To be done: Scan the material and copy every line in which "arglistig" appears.

----------

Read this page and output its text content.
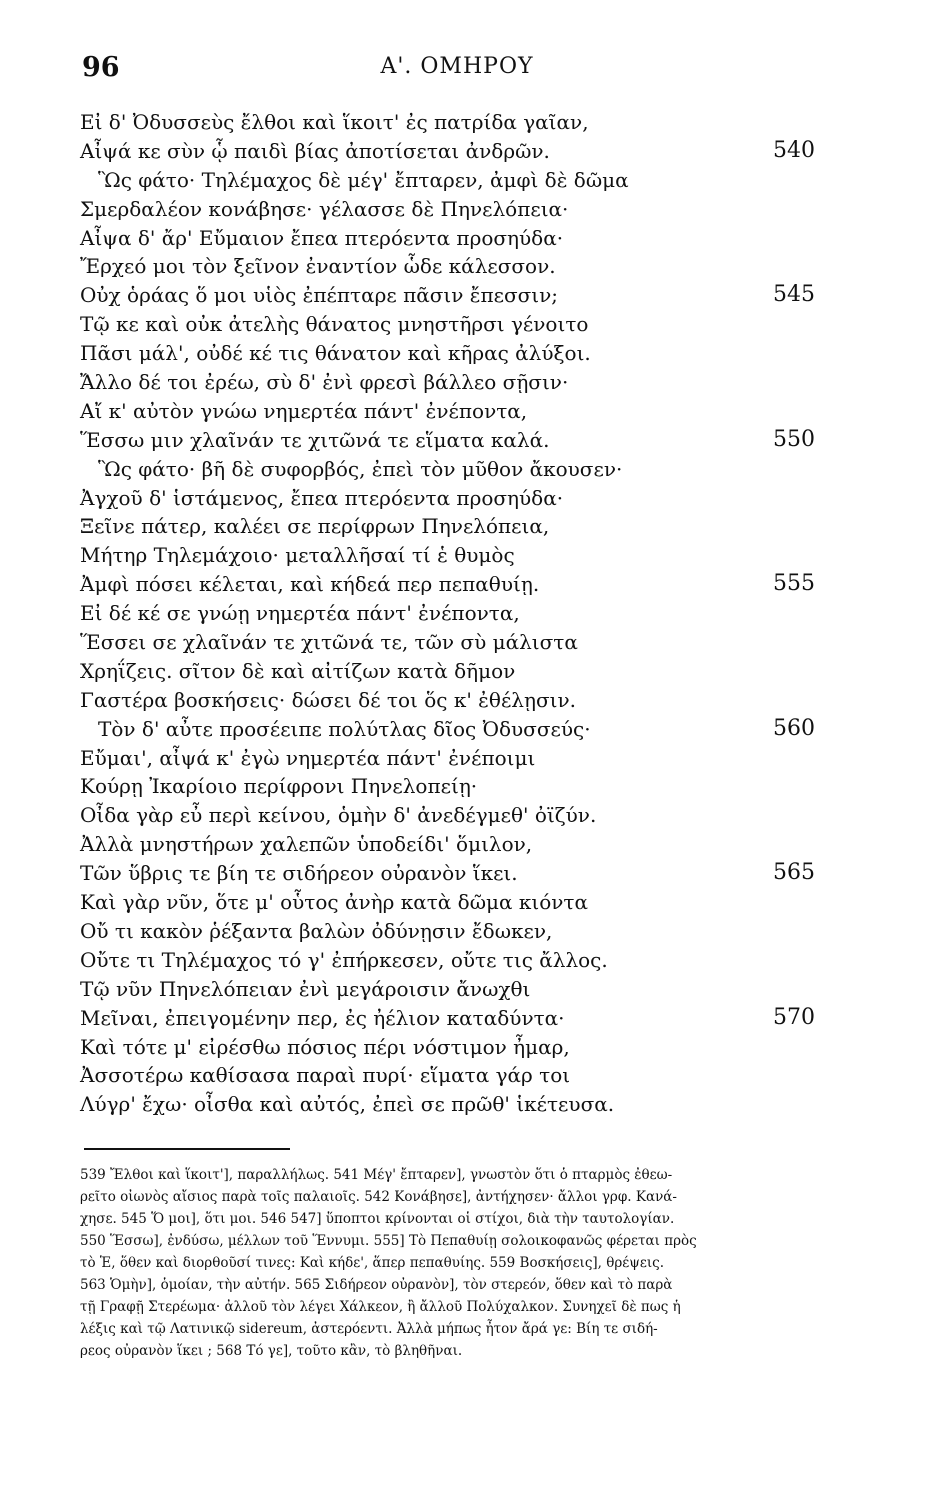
96	Α'. ΟΜΗΡΟΥ
Εἰ δ' Ὀδυσσεὺς ἔλθοι καὶ ἵκοιτ' ἐς πατρίδα γαῖαν,
Αἶψά κε σὺν ᾧ παιδὶ βίας ἀποτίσεται ἀνδρῶν.	540
Ὣς φάτο· Τηλέμαχος δὲ μέγ' ἔπταρεν, ἀμφὶ δὲ δῶμα
Σμερδαλέον κονάβησε· γέλασσε δὲ Πηνελόπεια·
Αἶψα δ' ἄρ' Εὔμαιον ἔπεα πτερόεντα προσηύδα·
Ἔρχεό μοι τὸν ξεῖνον ἐναντίον ὧδε κάλεσσον.
Οὐχ ὁράας ὅ μοι υἱὸς ἐπέπταρε πᾶσιν ἔπεσσιν;	545
Τῷ κε καὶ οὐκ ἀτελὴς θάνατος μνηστῆρσι γένοιτο
Πᾶσι μάλ', οὐδέ κέ τις θάνατον καὶ κῆρας ἀλύξοι.
Ἄλλο δέ τοι ἐρέω, σὺ δ' ἐνὶ φρεσὶ βάλλεο σῇσιν·
Αἴ κ' αὐτὸν γνώω νημερτέα πάντ' ἐνέποντα,
Ἕσσω μιν χλαῖνάν τε χιτῶνά τε εἵματα καλά.	550
Ὣς φάτο· βῆ δὲ συφορβός, ἐπεὶ τὸν μῦθον ἄκουσεν·
Ἀγχοῦ δ' ἱστάμενος, ἔπεα πτερόεντα προσηύδα·
Ξεῖνε πάτερ, καλέει σε περίφρων Πηνελόπεια,
Μήτηρ Τηλεμάχοιο· μεταλλῆσαί τί ἑ θυμὸς
Ἀμφὶ πόσει κέλεται, καὶ κήδεά περ πεπαθυίῃ.	555
Εἰ δέ κέ σε γνώῃ νημερτέα πάντ' ἐνέποντα,
Ἕσσει σε χλαῖνάν τε χιτῶνά τε, τῶν σὺ μάλιστα
Χρηΐζεις. σῖτον δὲ καὶ αἰτίζων κατὰ δῆμον
Γαστέρα βοσκήσεις· δώσει δέ τοι ὅς κ' ἐθέλῃσιν.
Τὸν δ' αὖτε προσέειπε πολύτλας δῖος Ὀδυσσεύς·	560
Εὔμαι', αἶψά κ' ἐγὼ νημερτέα πάντ' ἐνέποιμι
Κούρῃ Ἰκαρίοιο περίφρονι Πηνελοπείῃ·
Οἶδα γὰρ εὖ περὶ κείνου, ὁμὴν δ' ἀνεδέγμεθ' ὀϊζύν.
Ἀλλὰ μνηστήρων χαλεπῶν ὑποδείδι' ὅμιλον,
Τῶν ὕβρις τε βίη τε σιδήρεον οὐρανὸν ἵκει.	565
Καὶ γὰρ νῦν, ὅτε μ' οὗτος ἀνὴρ κατὰ δῶμα κιόντα
Οὔ τι κακὸν ῥέξαντα βαλὼν ὀδύνῃσιν ἔδωκεν,
Οὔτε τι Τηλέμαχος τό γ' ἐπήρκεσεν, οὔτε τις ἄλλος.
Τῷ νῦν Πηνελόπειαν ἐνὶ μεγάροισιν ἄνωχθι
Μεῖναι, ἐπειγομένην περ, ἐς ἠέλιον καταδύντα·	570
Καὶ τότε μ' εἰρέσθω πόσιος πέρι νόστιμον ἦμαρ,
Ἀσσοτέρω καθίσασα παραὶ πυρί· εἵματα γάρ τοι
Λύγρ' ἔχω· οἶσθα καὶ αὐτός, ἐπεὶ σε πρῶθ' ἱκέτευσα.
539 Ἔλθοι καὶ ἵκοιτ'], παραλλήλως. 541 Μέγ' ἔπταρεν], γνωστὸν ὅτι ὁ πταρμὸς ἐθεω-
ρεῖτο οἰωνὸς αἴσιος παρὰ τοῖς παλαιοῖς. 542 Κονάβησε], ἀντήχησεν· ἄλλοι γρφ. Κανά-
χησε. 545 Ὅ μοι], ὅτι μοι. 546 547] ὕποπτοι κρίνονται οἱ στίχοι, διὰ τὴν ταυτολογίαν.
550 Ἕσσω], ἐνδύσω, μέλλων τοῦ Ἕννυμι. 555] Τὸ Πεπαθυίῃ σολοικοφανῶς φέρεται πρὸς
τὸ Ἑ, ὅθεν καὶ διορθοῦσί τινες: Καὶ κήδε', ἅπερ πεπαθυίης. 559 Βοσκήσεις], θρέψεις.
563 Ὁμὴν], ὁμοίαν, τὴν αὐτήν. 565 Σιδήρεον οὐρανὸν], τὸν στερεόν, ὅθεν καὶ τὸ παρὰ
τῇ Γραφῇ Στερέωμα· ἀλλοῦ τὸν λέγει Χάλκεον, ἢ ἄλλοῦ Πολύχαλκον. Συνηχεῖ δὲ πως ἡ
λέξις καὶ τῷ Λατινικῷ sidereum, ἀστερόεντι. Ἀλλὰ μήπως ἦτον ἄρά γε: Βίη τε σιδή-
ρεος οὐρανὸν ἵκει ; 568 Τό γε], τοῦτο κἂν, τὸ βληθῆναι.
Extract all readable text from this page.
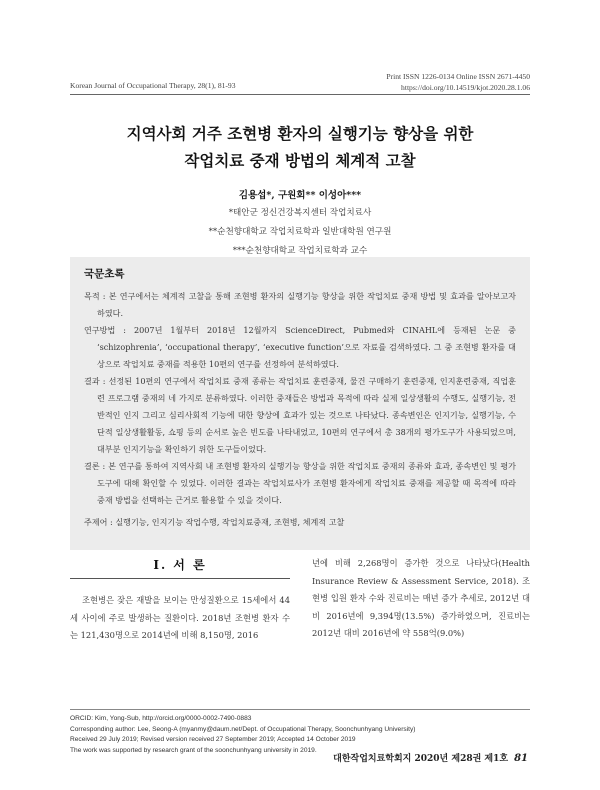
Korean Journal of Occupational Therapy, 28(1), 81-93
Print ISSN 1226-0134 Online ISSN 2671-4450
https://doi.org/10.14519/kjot.2020.28.1.06
지역사회 거주 조현병 환자의 실행기능 향상을 위한
작업치료 중재 방법의 체계적 고찰
김용섭*, 구원회** 이성아***
*태안군 정신건강복지센터 작업치료사
**순천향대학교 작업치료학과 일반대학원 연구원
***순천향대학교 작업치료학과 교수
국문초록

목적 : 본 연구에서는 체계적 고찰을 통해 조현병 환자의 실행기능 향상을 위한 작업치료 중재 방법 및 효과를 알아보고자 하였다.

연구방법 : 2007년 1월부터 2018년 12월까지 ScienceDirect, Pubmed와 CINAHL에 등재된 논문 중 ‘schizophrenia’, ‘occupational therapy’, ‘executive function’으로 자료를 검색하였다. 그 중 조현병 환자를 대상으로 작업치료 중재를 적용한 10편의 연구를 선정하여 분석하였다.

결과 : 선정된 10편의 연구에서 작업치료 중재 종류는 작업치료 훈련중재, 물건 구매하기 훈련중재, 인지훈련중재, 직업훈련 프로그램 중재의 네 가지로 분류하였다. 이러한 중재들은 방법과 목적에 따라 실제 일상생활의 수행도, 실행기능, 전반적인 인지 그리고 심리사회적 기능에 대한 향상에 효과가 있는 것으로 나타났다. 종속변인은 인지기능, 실행기능, 수단적 일상생활활동, 쇼핑 등의 순서로 높은 빈도를 나타내었고, 10편의 연구에서 총 38개의 평가도구가 사용되었으며, 대부분 인지기능을 확인하기 위한 도구들이었다.

결론 : 본 연구를 통하여 지역사회 내 조현병 환자의 실행기능 향상을 위한 작업치료 중재의 종류와 효과, 종속변인 및 평가 도구에 대해 확인할 수 있었다. 이러한 결과는 작업치료사가 조현병 환자에게 작업치료 중재를 제공할 때 목적에 따라 중재 방법을 선택하는 근거로 활용할 수 있을 것이다.

주제어 : 실행기능, 인지기능 작업수행, 작업치료중재, 조현병, 체계적 고찰
Ⅰ. 서 론

조현병은 잦은 재발을 보이는 만성질환으로 15세에서 44세 사이에 주로 발생하는 질환이다. 2018년 조현병 환자 수는 121,430명으로 2014년에 비해 8,150명, 2016

년에 비해 2,268명이 증가한 것으로 나타났다(Health Insurance Review & Assessment Service, 2018). 조현병 입원 환자 수와 진료비는 매년 증가 추세로, 2012년 대비 2016년에 9,394명(13.5%) 증가하였으며, 진료비는 2012년 대비 2016년에 약 558억(9.0%)

ORCID: Kim, Yong-Sub, http://orcid.org/0000-0002-7490-0883
Corresponding author: Lee, Seong-A (myanmy@daum.net/Dept. of Occupational Therapy, Soonchunhyang University)
Received 29 July 2019; Revised version received 27 September 2019; Accepted 14 October 2019
The work was supported by research grant of the soonchunhyang university in 2019.
대한작업치료학회지 2020년 제28권 제1호 81
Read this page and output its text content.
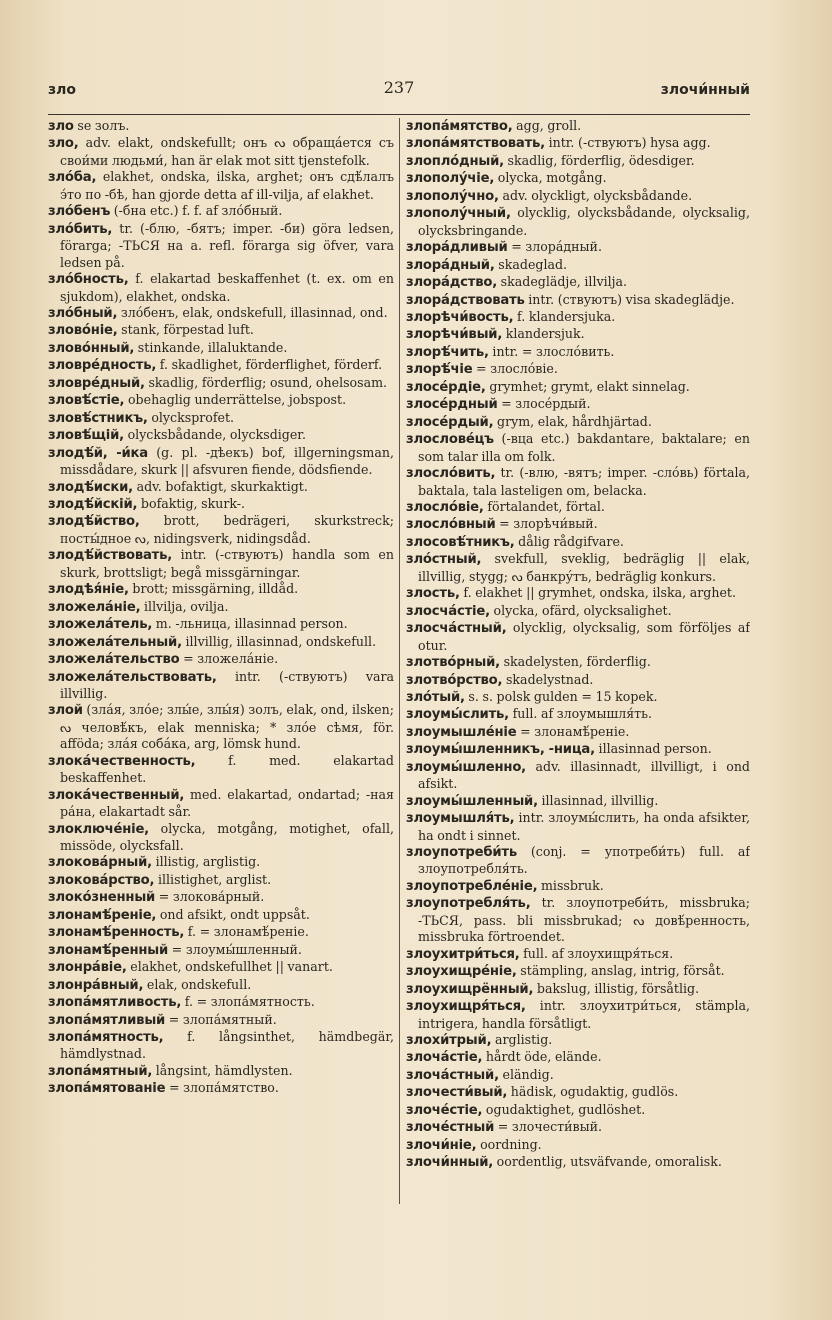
зло	237	злочи́нный
зло se золъ.
зло, adv. elakt, ondskefullt; онъ ᔓ обращáется съ свои́ми людьми́, han är elak mot sitt tjenstefolk.
зло́ба, elakhet, ondska, ilska, arghet; онъ сдѣ́лалъ э́то по -бѣ, han gjorde detta af ill-vilja, af elakhet.
зло́бенъ (-бна etc.) f. f. af злóбный.
зло́бить, tr. (-блю, -бятъ; imper. -би) göra ledsen, förarga; -ТЬСЯ на a. refl. förarga sig öfver, vara ledsen på.
зло́бность, f. elakartad beskaffenhet (t. ex. om en sjukdom), elakhet, ondska.
зло́бный, злóбенъ, elak, ondskefull, illasinnad, ond.
зловóніе, stank, förpestad luft.
зловóнный, stinkande, illaluktande.
зловрéдность, f. skadlighet, förderflighet, förderf.
зловрéдный, skadlig, förderflig; osund, ohelsosam.
зловѣ́стіе, obehaglig underrättelse, jobspost.
зловѣ́стникъ, olycksprofet.
зловѣ́щій, olycksbådande, olycksdiger.
злодѣ́й, -и́ка (g. pl. -дѣекъ) bof, illgerningsman, missdådare, skurk || afsvuren fiende, dödsfiende.
злодѣ́иски, adv. bofaktigt, skurkaktigt.
злодѣ́йскій, bofaktig, skurk-.
злодѣ́йство, brott, bedrägeri, skurkstreck; посты́дное ᔓ, nidingsverk, nidingsdåd.
злодѣ́йствовать, intr. (-ствуютъ) handla som en skurk, brottsligt; begå missgärningar.
злодѣя́ніе, brott; missgärning, illdåd.
зложела́ніе, illvilja, ovilja.
зложела́тель, m. -льница, illasinnad person.
зложела́тельный, illvillig, illasinnad, ondskefull.
зложела́тельство = зложелáніе.
зложела́тельствовать, intr. (-ствуютъ) vara illvillig.
злой (злáя, злóе; злы́е, злы́я) золъ, elak, ond, ilsken; ᔓ человѣ́къ, elak menniska; * злóе сѣмя, för. afföda; злáя собáка, arg, lömsk hund.
злокáчественность, f. med. elakartad beskaffenhet.
злокáчественный, med. elakartad, ondartad; -ная рáна, elakartadt sår.
злоключéніе, olycka, motgång, motighet, ofall, missöde, olycksfall.
злокова́рный, illistig, arglistig.
злокова́рство, illistighet, arglist.
злокóзненный = злокова́рный.
злонамѣ́реніе, ond afsikt, ondt uppsåt.
злонамѣ́ренность, f. = злонамѣ́реніе.
злонамѣ́ренный = злоумы́шленный.
злонра́віе, elakhet, ondskefullhet || vanart.
злонра́вный, elak, ondskefull.
злопа́мятливость, f. = злопа́мятность.
злопа́мятливый = злопа́мятный.
злопа́мятность, f. långsinthet, hämdbegär, hämdlystnad.
злопа́мятный, långsint, hämdlysten.
злопа́мятованіе = злопа́мятство.
злопа́мятство, agg, groll.
злопа́мятствовать, intr. (-ствуютъ) hysa agg.
злоплóдный, skadlig, förderflig, ödesdiger.
злополу́чіе, olycka, motgång.
злополу́чно, adv. olyckligt, olycksbådande.
злополу́чный, olycklig, olycksbådande, olycksalig, olycksbringande.
злора́дливый = злорáдный.
злора́дный, skadeglad.
злора́дство, skadeglädje, illvilja.
злора́дствовать intr. (ствуютъ) visa skadeglädje.
злорѣчи́вость, f. klandersjuka.
злорѣчи́вый, klandersjuk.
злорѣ́чить, intr. = злослóвить.
злорѣ́чіе = злослóвіе.
злосéрдіе, grymhet; grymt, elakt sinnelag.
злосéрдный = злосéрдый.
злосéрдый, grym, elak, hårdhjärtad.
злословéцъ (-вца etc.) bakdantare, baktalare; en som talar illa om folk.
злослóвить, tr. (-влю, -вятъ; imper. -слóвь) förtala, baktala, tala lasteligen om, belacka.
злослóвіе, förtalandet, förtal.
злослóвный = злорѣчи́вый.
злосовѣ́тникъ, dålig rådgifvare.
злóстный, svekfull, sveklig, bedräglig || elak, illvillig, stygg; ᔓ банкрýтъ, bedräglig konkurs.
злость, f. elakhet || grymhet, ondska, ilska, arghet.
злосча́стіе, olycka, ofärd, olycksalighet.
злосча́стный, olycklig, olycksalig, som förföljes af otur.
злотвóрный, skadelysten, förderflig.
злотвóрство, skadelystnad.
злóтый, s. s. polsk gulden = 15 kopek.
злоумы́слить, full. af злоумышля́ть.
злоумышлéніе = злонамѣ́реніе.
злоумы́шленникъ, -ница, illasinnad person.
злоумы́шленно, adv. illasinnadt, illvilligt, i ond afsikt.
злоумы́шленный, illasinnad, illvillig.
злоумышля́ть, intr. злоумы́слить, ha onda afsikter, ha ondt i sinnet.
злоупотреби́ть (conj. = употреби́ть) full. af злоупотребля́ть.
злоупотреблéніе, missbruk.
злоупотребля́ть, tr. злоупотреби́ть, missbruka; -ТЬСЯ, pass. bli missbrukad; ᔓ довѣ́ренность, missbruka förtroendet.
злоухитри́ться, full. af злоухищря́ться.
злоухищрéніе, stämpling, anslag, intrig, försåt.
злоухищрённый, bakslug, illistig, försåtlig.
злоухищря́ться, intr. злоухитри́ться, stämpla, intrigera, handla försåtligt.
злохи́трый, arglistig.
злоча́стіе, hårdt öde, elände.
злоча́стный, eländig.
злочести́вый, hädisk, ogudaktig, gudlös.
злочéстіе, ogudaktighet, gudlöshet.
злочéстный = злочести́вый.
злочи́ніе, oordning.
злочи́нный, oordentlig, utsväfvande, omoralisk.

----------

Task solution:
злокова́рный, illistig, arglistig.
злохи́трый, arglistig.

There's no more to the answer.